● Written task:
Give the material once more, word for word, without any images.
☆ ☆ ☆ ☆ ☆
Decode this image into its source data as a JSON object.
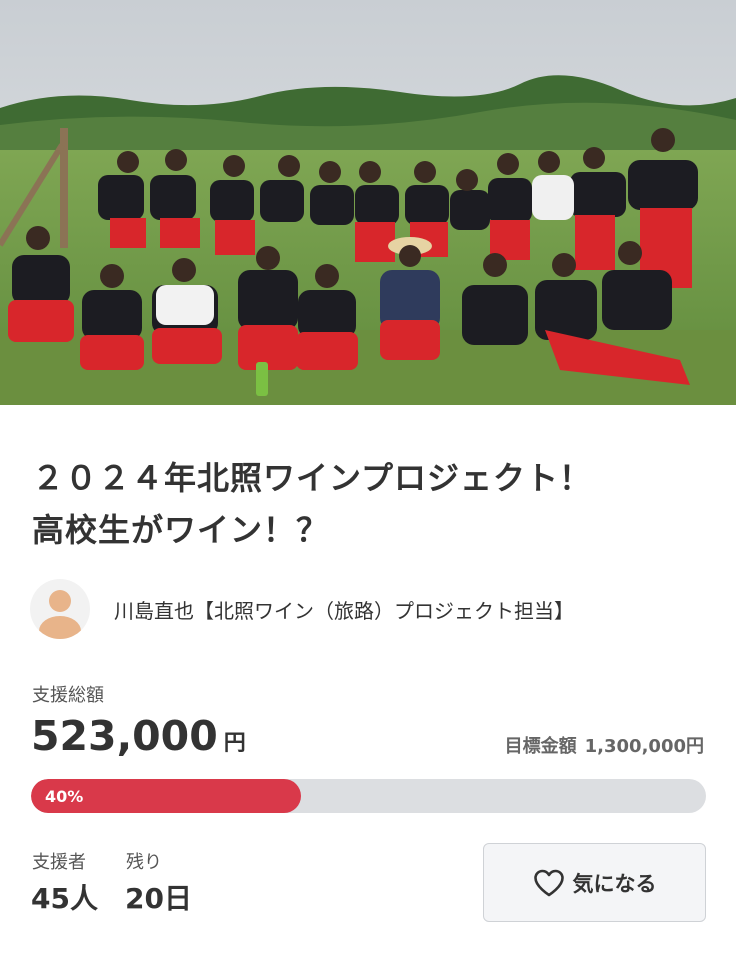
{
  "project": {
    "title_line1": "２０２４年北照ワインプロジェクト！",
    "title_line2": "高校生がワイン！？"
  },
  "owner": {
    "name": "川島直也【北照ワイン（旅路）プロジェクト担当】",
    "avatar_icon": "user-silhouette-icon"
  },
  "funding": {
    "total_label": "支援総額",
    "total_amount": "523,000",
    "currency_unit": "円",
    "goal_label": "目標金額",
    "goal_amount": "1,300,000円",
    "progress_percent_text": "40%",
    "progress_percent": 40
  },
  "stats": {
    "supporters_label": "支援者",
    "supporters_value": "45人",
    "remaining_label": "残り",
    "remaining_value": "20日"
  },
  "favorite_button": {
    "label": "気になる",
    "icon": "heart-icon"
  },
  "colors": {
    "accent": "#d9394a",
    "track": "#dcdee1",
    "text": "#333333"
  }
}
☆ ☆ ☆ ☆ ☆
● Exercise response:
Decode this image into its source data as a JSON object.
{
  "project": {
    "title_line1": "２０２４年北照ワインプロジェクト！",
    "title_line2": "高校生がワイン！？"
  },
  "owner": {
    "name": "川島直也【北照ワイン（旅路）プロジェクト担当】",
    "avatar_icon": "user-silhouette-icon"
  },
  "funding": {
    "total_label": "支援総額",
    "total_amount": "523,000",
    "currency_unit": "円",
    "goal_label": "目標金額",
    "goal_amount": "1,300,000円",
    "progress_percent_text": "40%",
    "progress_percent": 40
  },
  "stats": {
    "supporters_label": "支援者",
    "supporters_value": "45人",
    "remaining_label": "残り",
    "remaining_value": "20日"
  },
  "favorite_button": {
    "label": "気になる",
    "icon": "heart-icon"
  },
  "colors": {
    "accent": "#d9394a",
    "track": "#dcdee1",
    "text": "#333333"
  }
}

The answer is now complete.